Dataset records
********************

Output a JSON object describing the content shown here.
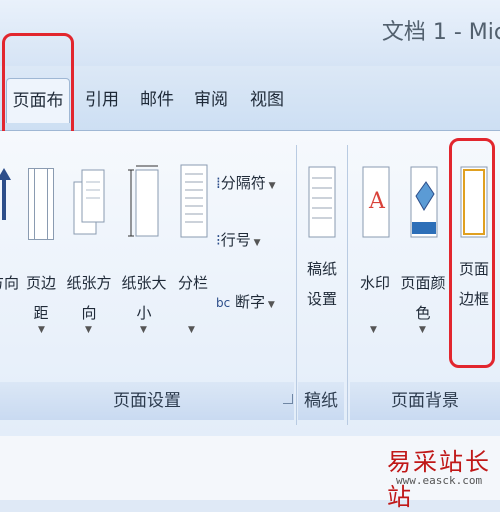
{
  "window": {
    "title": "文档 1 - Mic"
  },
  "tabs": [
    {
      "label": "页面布局",
      "active": true
    },
    {
      "label": "引用"
    },
    {
      "label": "邮件"
    },
    {
      "label": "审阅"
    },
    {
      "label": "视图"
    }
  ],
  "ribbon": {
    "page_setup": {
      "label": "页面设置",
      "buttons": {
        "text_direction": "方向",
        "margins": "页边距",
        "orientation": "纸张方向",
        "size": "纸张大小",
        "columns": "分栏"
      },
      "small": {
        "breaks": "分隔符",
        "line_numbers": "行号",
        "hyphenation": "断字"
      }
    },
    "draft_paper": {
      "label": "稿纸",
      "button": "稿纸\n设置"
    },
    "page_background": {
      "label": "页面背景",
      "buttons": {
        "watermark": "水印",
        "page_color": "页面颜色",
        "page_borders": "页面\n边框"
      }
    }
  },
  "watermark": {
    "main": "易采站长站",
    "sub": "www.easck.com"
  },
  "colors": {
    "highlight": "#e2262e",
    "ribbon_bg": "#e3edf9"
  }
}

********************

▶ **Aim of the exercise**: Nothing but the pictures may be dropped; output the records above exactly.

▶ **Result of the exercise**:
Output a JSON object describing the content shown here.
{
  "window": {
    "title": "文档 1 - Mic"
  },
  "tabs": [
    {
      "label": "页面布局",
      "active": true
    },
    {
      "label": "引用"
    },
    {
      "label": "邮件"
    },
    {
      "label": "审阅"
    },
    {
      "label": "视图"
    }
  ],
  "ribbon": {
    "page_setup": {
      "label": "页面设置",
      "buttons": {
        "text_direction": "方向",
        "margins": "页边距",
        "orientation": "纸张方向",
        "size": "纸张大小",
        "columns": "分栏"
      },
      "small": {
        "breaks": "分隔符",
        "line_numbers": "行号",
        "hyphenation": "断字"
      }
    },
    "draft_paper": {
      "label": "稿纸",
      "button": "稿纸\n设置"
    },
    "page_background": {
      "label": "页面背景",
      "buttons": {
        "watermark": "水印",
        "page_color": "页面颜色",
        "page_borders": "页面\n边框"
      }
    }
  },
  "watermark": {
    "main": "易采站长站",
    "sub": "www.easck.com"
  },
  "colors": {
    "highlight": "#e2262e",
    "ribbon_bg": "#e3edf9"
  }
}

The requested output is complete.